— begin DATASET ROWS —
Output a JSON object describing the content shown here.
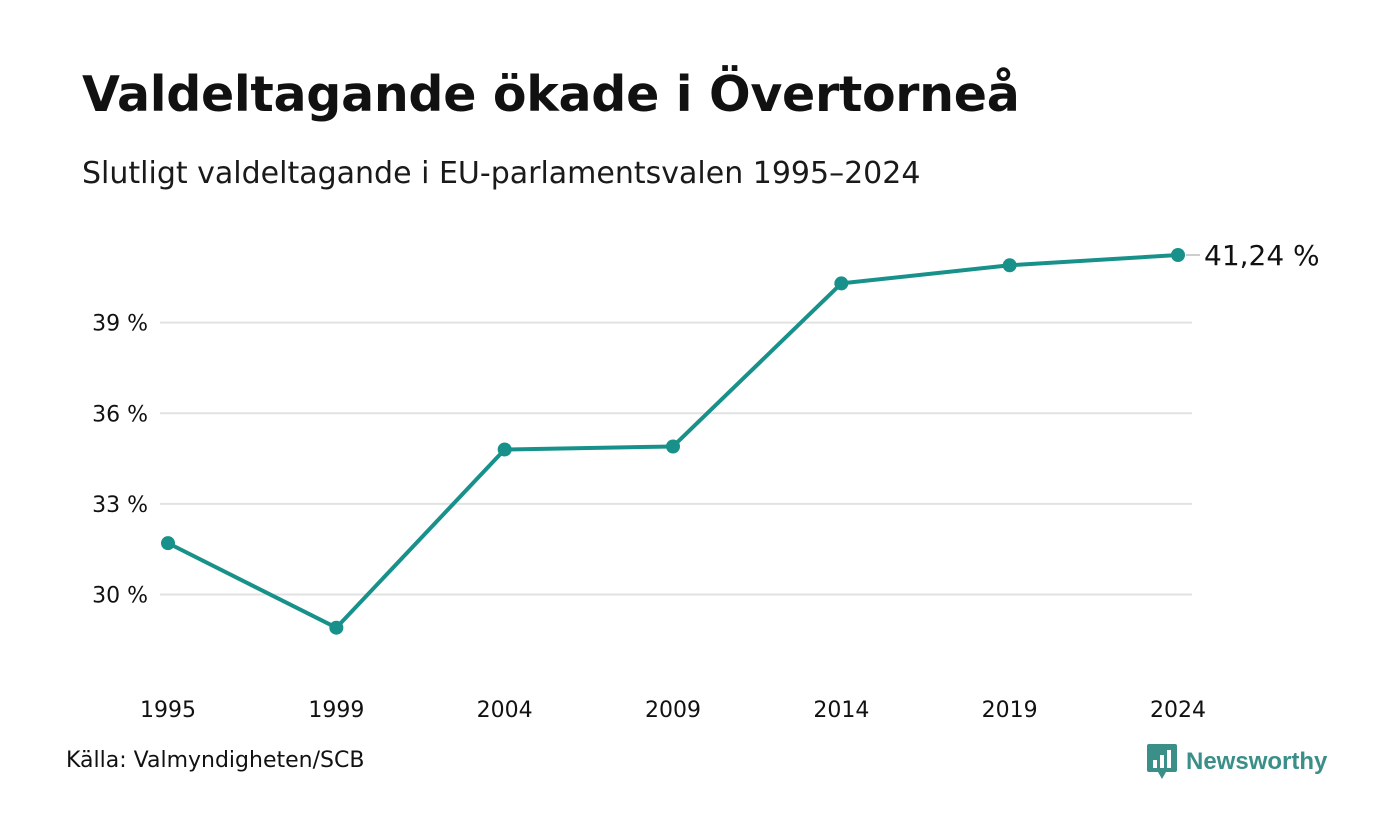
{
  "title": "Valdeltagande ökade i Övertorneå",
  "subtitle": "Slutligt valdeltagande i EU-parlamentsvalen 1995–2024",
  "source": "Källa: Valmyndigheten/SCB",
  "brand": {
    "name": "Newsworthy",
    "color": "#3a8f88",
    "icon": "bar-chart-bubble-icon"
  },
  "colors": {
    "line": "#17918a",
    "grid": "#e2e2e2",
    "text": "#111111"
  },
  "chart_data": {
    "type": "line",
    "x": [
      "1995",
      "1999",
      "2004",
      "2009",
      "2014",
      "2019",
      "2024"
    ],
    "series": [
      {
        "values": [
          31.7,
          28.9,
          34.8,
          34.9,
          40.3,
          40.9,
          41.24
        ]
      }
    ],
    "yticks": [
      30,
      33,
      36,
      39
    ],
    "ytick_labels": [
      "30 %",
      "33 %",
      "36 %",
      "39 %"
    ],
    "ylim": [
      27.5,
      42.2
    ],
    "end_label": "41,24 %",
    "grid": true,
    "legend": "none"
  }
}
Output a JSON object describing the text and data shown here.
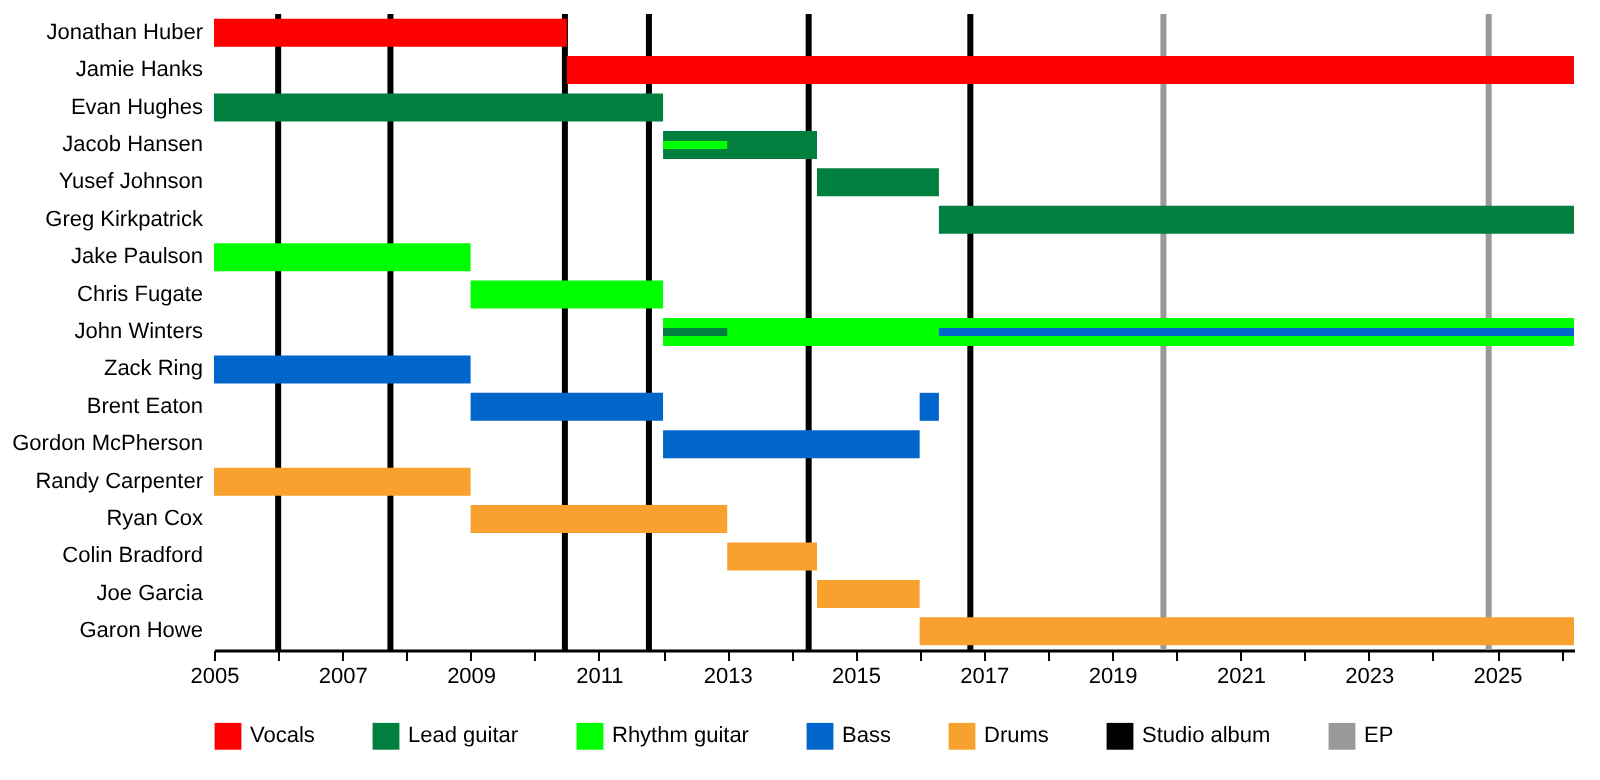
— end DATASET ROWS —
DESCRIPTION OF THE TASK. Among the lines of the listing, how many hold the string "here"? Respond with only the number.

TASK RESPONSE. 2